[BEGIN]

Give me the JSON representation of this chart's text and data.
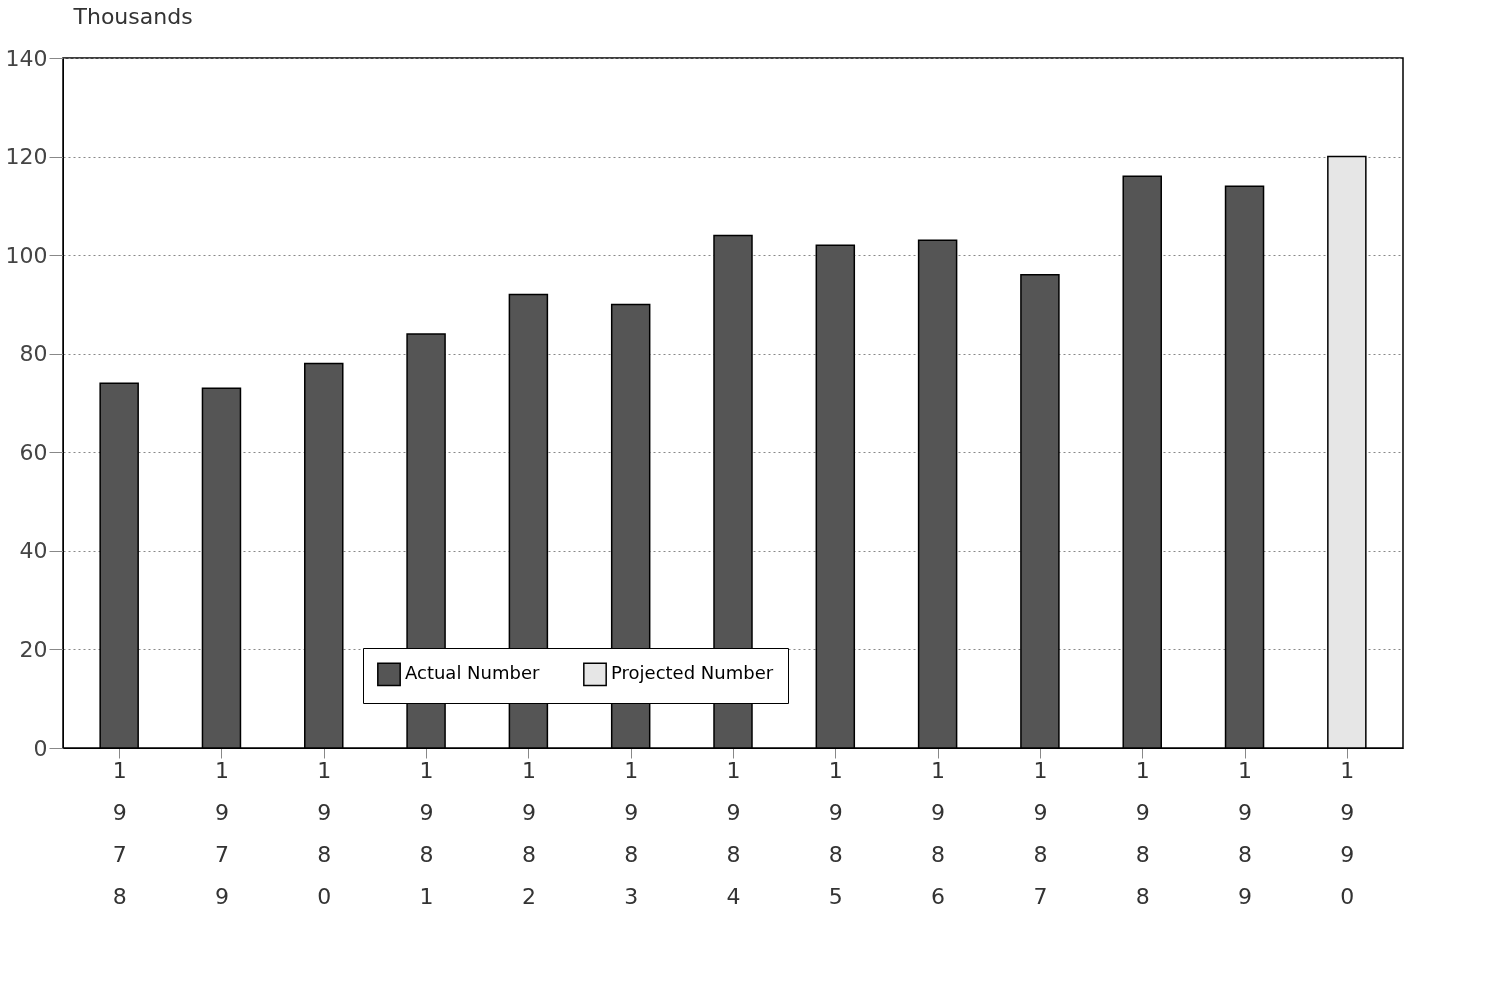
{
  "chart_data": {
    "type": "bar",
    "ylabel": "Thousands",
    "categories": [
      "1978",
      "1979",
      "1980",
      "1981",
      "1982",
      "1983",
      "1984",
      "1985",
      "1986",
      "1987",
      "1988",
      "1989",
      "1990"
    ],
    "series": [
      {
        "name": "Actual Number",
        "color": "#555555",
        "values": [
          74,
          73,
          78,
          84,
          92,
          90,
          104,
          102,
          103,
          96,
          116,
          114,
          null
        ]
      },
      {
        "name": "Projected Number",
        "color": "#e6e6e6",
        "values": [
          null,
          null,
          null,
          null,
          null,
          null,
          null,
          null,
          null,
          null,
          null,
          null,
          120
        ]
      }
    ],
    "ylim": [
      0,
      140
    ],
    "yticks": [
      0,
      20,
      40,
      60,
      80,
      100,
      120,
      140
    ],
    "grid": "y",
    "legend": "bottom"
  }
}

[END]

Reproduce every line precisely as given, omitting all pictures.

Give me the JSON representation of this chart's text and data.
{
  "chart_data": {
    "type": "bar",
    "ylabel": "Thousands",
    "categories": [
      "1978",
      "1979",
      "1980",
      "1981",
      "1982",
      "1983",
      "1984",
      "1985",
      "1986",
      "1987",
      "1988",
      "1989",
      "1990"
    ],
    "series": [
      {
        "name": "Actual Number",
        "color": "#555555",
        "values": [
          74,
          73,
          78,
          84,
          92,
          90,
          104,
          102,
          103,
          96,
          116,
          114,
          null
        ]
      },
      {
        "name": "Projected Number",
        "color": "#e6e6e6",
        "values": [
          null,
          null,
          null,
          null,
          null,
          null,
          null,
          null,
          null,
          null,
          null,
          null,
          120
        ]
      }
    ],
    "ylim": [
      0,
      140
    ],
    "yticks": [
      0,
      20,
      40,
      60,
      80,
      100,
      120,
      140
    ],
    "grid": "y",
    "legend": "bottom"
  }
}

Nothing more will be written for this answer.